DIRECTIVE: Extract the listing below in full, unchanged.

INFORMATION SUPPLIED:
━━━

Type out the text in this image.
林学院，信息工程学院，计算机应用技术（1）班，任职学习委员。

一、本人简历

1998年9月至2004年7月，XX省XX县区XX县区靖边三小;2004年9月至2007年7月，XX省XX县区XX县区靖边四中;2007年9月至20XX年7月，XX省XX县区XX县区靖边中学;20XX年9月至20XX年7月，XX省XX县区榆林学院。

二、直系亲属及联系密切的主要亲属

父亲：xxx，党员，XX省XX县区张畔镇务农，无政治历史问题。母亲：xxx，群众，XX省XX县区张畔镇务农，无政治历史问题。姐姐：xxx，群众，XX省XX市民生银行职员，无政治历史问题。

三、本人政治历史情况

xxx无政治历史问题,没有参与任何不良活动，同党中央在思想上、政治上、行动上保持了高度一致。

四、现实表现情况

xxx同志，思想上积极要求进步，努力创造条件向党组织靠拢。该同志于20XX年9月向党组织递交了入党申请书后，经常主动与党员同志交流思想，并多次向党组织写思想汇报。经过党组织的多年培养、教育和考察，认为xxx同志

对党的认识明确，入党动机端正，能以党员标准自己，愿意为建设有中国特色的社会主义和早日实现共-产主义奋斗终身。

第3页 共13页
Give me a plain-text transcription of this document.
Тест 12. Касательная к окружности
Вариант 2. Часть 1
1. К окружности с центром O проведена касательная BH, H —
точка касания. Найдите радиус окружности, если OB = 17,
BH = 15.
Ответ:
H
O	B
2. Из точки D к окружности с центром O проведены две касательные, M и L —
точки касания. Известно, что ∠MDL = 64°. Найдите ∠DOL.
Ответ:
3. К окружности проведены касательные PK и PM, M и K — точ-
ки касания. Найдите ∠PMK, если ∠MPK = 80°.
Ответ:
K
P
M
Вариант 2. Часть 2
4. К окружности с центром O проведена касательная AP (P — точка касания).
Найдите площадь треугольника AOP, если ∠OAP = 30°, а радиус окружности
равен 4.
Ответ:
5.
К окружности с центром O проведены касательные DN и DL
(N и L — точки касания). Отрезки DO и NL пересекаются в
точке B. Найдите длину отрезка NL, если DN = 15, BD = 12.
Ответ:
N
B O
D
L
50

━━━

EXPECTED ANSWER:
Type out the text in this image.
林学院，信息工程学院，计算机应用技术（1）班，任职学习委员。

一、本人简历

1998年9月至2004年7月，XX省XX县区XX县区靖边三小;2004年9月至2007年7月，XX省XX县区XX县区靖边四中;2007年9月至20XX年7月，XX省XX县区XX县区靖边中学;20XX年9月至20XX年7月，XX省XX县区榆林学院。

二、直系亲属及联系密切的主要亲属

父亲：xxx，党员，XX省XX县区张畔镇务农，无政治历史问题。母亲：xxx，群众，XX省XX县区张畔镇务农，无政治历史问题。姐姐：xxx，群众，XX省XX市民生银行职员，无政治历史问题。

三、本人政治历史情况

xxx无政治历史问题,没有参与任何不良活动，同党中央在思想上、政治上、行动上保持了高度一致。

四、现实表现情况

xxx同志，思想上积极要求进步，努力创造条件向党组织靠拢。该同志于20XX年9月向党组织递交了入党申请书后，经常主动与党员同志交流思想，并多次向党组织写思想汇报。经过党组织的多年培养、教育和考察，认为xxx同志

对党的认识明确，入党动机端正，能以党员标准自己，愿意为建设有中国特色的社会主义和早日实现共-产主义奋斗终身。

第3页 共13页
Give me a plain-text transcription of this document.
Тест 12. Касательная к окружности
Вариант 2. Часть 1
1. К окружности с центром O проведена касательная BH, H —
точка касания. Найдите радиус окружности, если OB = 17,
BH = 15.
Ответ:
H
O	B
2. Из точки D к окружности с центром O проведены две касательные, M и L —
точки касания. Известно, что ∠MDL = 64°. Найдите ∠DOL.
Ответ:
3. К окружности проведены касательные PK и PM, M и K — точ-
ки касания. Найдите ∠PMK, если ∠MPK = 80°.
Ответ:
K
P
M
Вариант 2. Часть 2
4. К окружности с центром O проведена касательная AP (P — точка касания).
Найдите площадь треугольника AOP, если ∠OAP = 30°, а радиус окружности
равен 4.
Ответ:
5.
К окружности с центром O проведены касательные DN и DL
(N и L — точки касания). Отрезки DO и NL пересекаются в
точке B. Найдите длину отрезка NL, если DN = 15, BD = 12.
Ответ:
N
B O
D
L
50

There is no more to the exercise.